Exercise materials:
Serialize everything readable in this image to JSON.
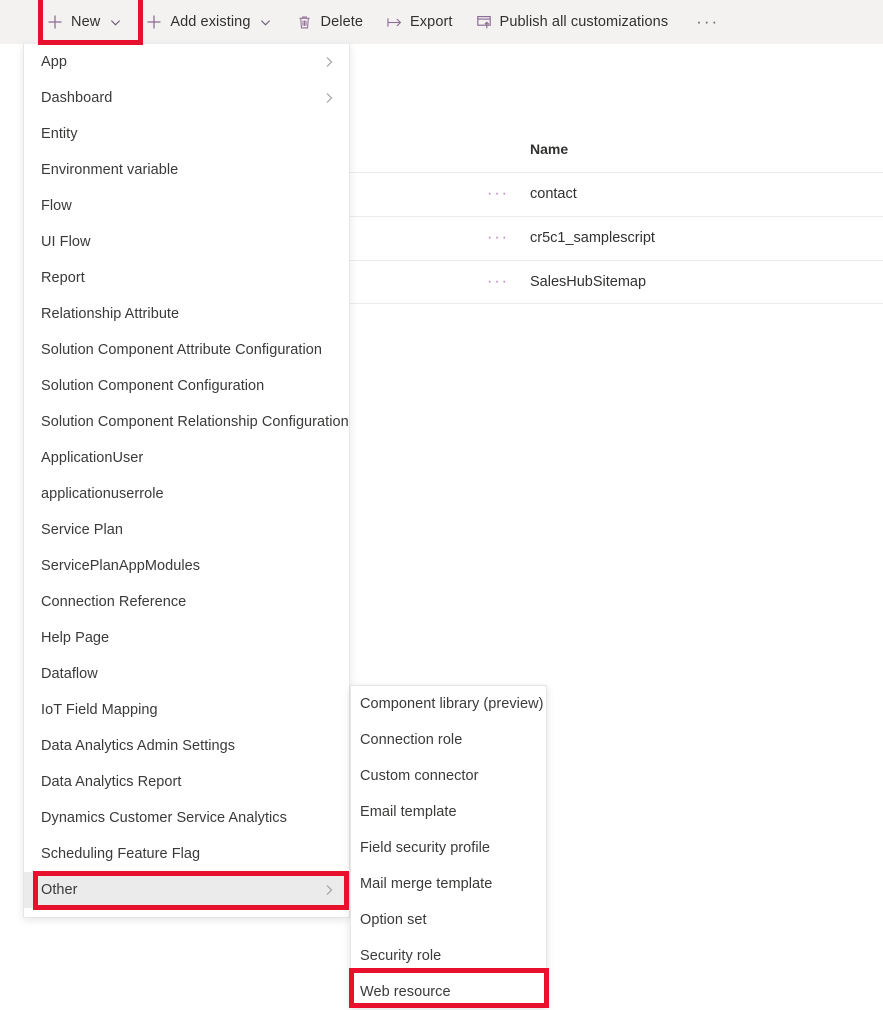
{
  "command_bar": {
    "buttons": [
      {
        "label": "New",
        "icon": "plus-icon",
        "has_caret": true
      },
      {
        "label": "Add existing",
        "icon": "plus-icon",
        "has_caret": true
      },
      {
        "label": "Delete",
        "icon": "trash-icon",
        "has_caret": false
      },
      {
        "label": "Export",
        "icon": "export-icon",
        "has_caret": false
      },
      {
        "label": "Publish all customizations",
        "icon": "publish-icon",
        "has_caret": false
      }
    ],
    "overflow_label": "···",
    "overflow_icon": "ellipsis-icon"
  },
  "grid": {
    "columns": [
      "Name"
    ],
    "row_menu_icon": "ellipsis-icon",
    "row_menu_label": "···",
    "rows": [
      {
        "name": "contact"
      },
      {
        "name": "cr5c1_samplescript"
      },
      {
        "name": "SalesHubSitemap"
      }
    ]
  },
  "new_menu": {
    "items": [
      {
        "label": "App",
        "has_submenu": true
      },
      {
        "label": "Dashboard",
        "has_submenu": true
      },
      {
        "label": "Entity",
        "has_submenu": false
      },
      {
        "label": "Environment variable",
        "has_submenu": false
      },
      {
        "label": "Flow",
        "has_submenu": false
      },
      {
        "label": "UI Flow",
        "has_submenu": false
      },
      {
        "label": "Report",
        "has_submenu": false
      },
      {
        "label": "Relationship Attribute",
        "has_submenu": false
      },
      {
        "label": "Solution Component Attribute Configuration",
        "has_submenu": false
      },
      {
        "label": "Solution Component Configuration",
        "has_submenu": false
      },
      {
        "label": "Solution Component Relationship Configuration",
        "has_submenu": false
      },
      {
        "label": "ApplicationUser",
        "has_submenu": false
      },
      {
        "label": "applicationuserrole",
        "has_submenu": false
      },
      {
        "label": "Service Plan",
        "has_submenu": false
      },
      {
        "label": "ServicePlanAppModules",
        "has_submenu": false
      },
      {
        "label": "Connection Reference",
        "has_submenu": false
      },
      {
        "label": "Help Page",
        "has_submenu": false
      },
      {
        "label": "Dataflow",
        "has_submenu": false
      },
      {
        "label": "IoT Field Mapping",
        "has_submenu": false
      },
      {
        "label": "Data Analytics Admin Settings",
        "has_submenu": false
      },
      {
        "label": "Data Analytics Report",
        "has_submenu": false
      },
      {
        "label": "Dynamics Customer Service Analytics",
        "has_submenu": false
      },
      {
        "label": "Scheduling Feature Flag",
        "has_submenu": false
      },
      {
        "label": "Other",
        "has_submenu": true,
        "highlighted": true
      }
    ]
  },
  "other_submenu": {
    "items": [
      {
        "label": "Component library (preview)"
      },
      {
        "label": "Connection role"
      },
      {
        "label": "Custom connector"
      },
      {
        "label": "Email template"
      },
      {
        "label": "Field security profile"
      },
      {
        "label": "Mail merge template"
      },
      {
        "label": "Option set"
      },
      {
        "label": "Security role"
      },
      {
        "label": "Web resource"
      }
    ]
  },
  "annotations": {
    "color": "#e8112d",
    "boxes": [
      {
        "target": "New command button"
      },
      {
        "target": "Other menu item"
      },
      {
        "target": "Web resource submenu item"
      }
    ]
  },
  "theme": {
    "command_bar_bg": "#f3f2f1",
    "icon_color": "#8f6e96",
    "text_color": "#323130",
    "menu_hover_bg": "#ebebeb",
    "row_divider": "#edebe9"
  }
}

Task directions:
Reproduce the entries above without change, omitting all pictures.

Answer to the exercise:
Serialize everything readable in this image to JSON.
{
  "command_bar": {
    "buttons": [
      {
        "label": "New",
        "icon": "plus-icon",
        "has_caret": true
      },
      {
        "label": "Add existing",
        "icon": "plus-icon",
        "has_caret": true
      },
      {
        "label": "Delete",
        "icon": "trash-icon",
        "has_caret": false
      },
      {
        "label": "Export",
        "icon": "export-icon",
        "has_caret": false
      },
      {
        "label": "Publish all customizations",
        "icon": "publish-icon",
        "has_caret": false
      }
    ],
    "overflow_label": "···",
    "overflow_icon": "ellipsis-icon"
  },
  "grid": {
    "columns": [
      "Name"
    ],
    "row_menu_icon": "ellipsis-icon",
    "row_menu_label": "···",
    "rows": [
      {
        "name": "contact"
      },
      {
        "name": "cr5c1_samplescript"
      },
      {
        "name": "SalesHubSitemap"
      }
    ]
  },
  "new_menu": {
    "items": [
      {
        "label": "App",
        "has_submenu": true
      },
      {
        "label": "Dashboard",
        "has_submenu": true
      },
      {
        "label": "Entity",
        "has_submenu": false
      },
      {
        "label": "Environment variable",
        "has_submenu": false
      },
      {
        "label": "Flow",
        "has_submenu": false
      },
      {
        "label": "UI Flow",
        "has_submenu": false
      },
      {
        "label": "Report",
        "has_submenu": false
      },
      {
        "label": "Relationship Attribute",
        "has_submenu": false
      },
      {
        "label": "Solution Component Attribute Configuration",
        "has_submenu": false
      },
      {
        "label": "Solution Component Configuration",
        "has_submenu": false
      },
      {
        "label": "Solution Component Relationship Configuration",
        "has_submenu": false
      },
      {
        "label": "ApplicationUser",
        "has_submenu": false
      },
      {
        "label": "applicationuserrole",
        "has_submenu": false
      },
      {
        "label": "Service Plan",
        "has_submenu": false
      },
      {
        "label": "ServicePlanAppModules",
        "has_submenu": false
      },
      {
        "label": "Connection Reference",
        "has_submenu": false
      },
      {
        "label": "Help Page",
        "has_submenu": false
      },
      {
        "label": "Dataflow",
        "has_submenu": false
      },
      {
        "label": "IoT Field Mapping",
        "has_submenu": false
      },
      {
        "label": "Data Analytics Admin Settings",
        "has_submenu": false
      },
      {
        "label": "Data Analytics Report",
        "has_submenu": false
      },
      {
        "label": "Dynamics Customer Service Analytics",
        "has_submenu": false
      },
      {
        "label": "Scheduling Feature Flag",
        "has_submenu": false
      },
      {
        "label": "Other",
        "has_submenu": true,
        "highlighted": true
      }
    ]
  },
  "other_submenu": {
    "items": [
      {
        "label": "Component library (preview)"
      },
      {
        "label": "Connection role"
      },
      {
        "label": "Custom connector"
      },
      {
        "label": "Email template"
      },
      {
        "label": "Field security profile"
      },
      {
        "label": "Mail merge template"
      },
      {
        "label": "Option set"
      },
      {
        "label": "Security role"
      },
      {
        "label": "Web resource"
      }
    ]
  },
  "annotations": {
    "color": "#e8112d",
    "boxes": [
      {
        "target": "New command button"
      },
      {
        "target": "Other menu item"
      },
      {
        "target": "Web resource submenu item"
      }
    ]
  },
  "theme": {
    "command_bar_bg": "#f3f2f1",
    "icon_color": "#8f6e96",
    "text_color": "#323130",
    "menu_hover_bg": "#ebebeb",
    "row_divider": "#edebe9"
  }
}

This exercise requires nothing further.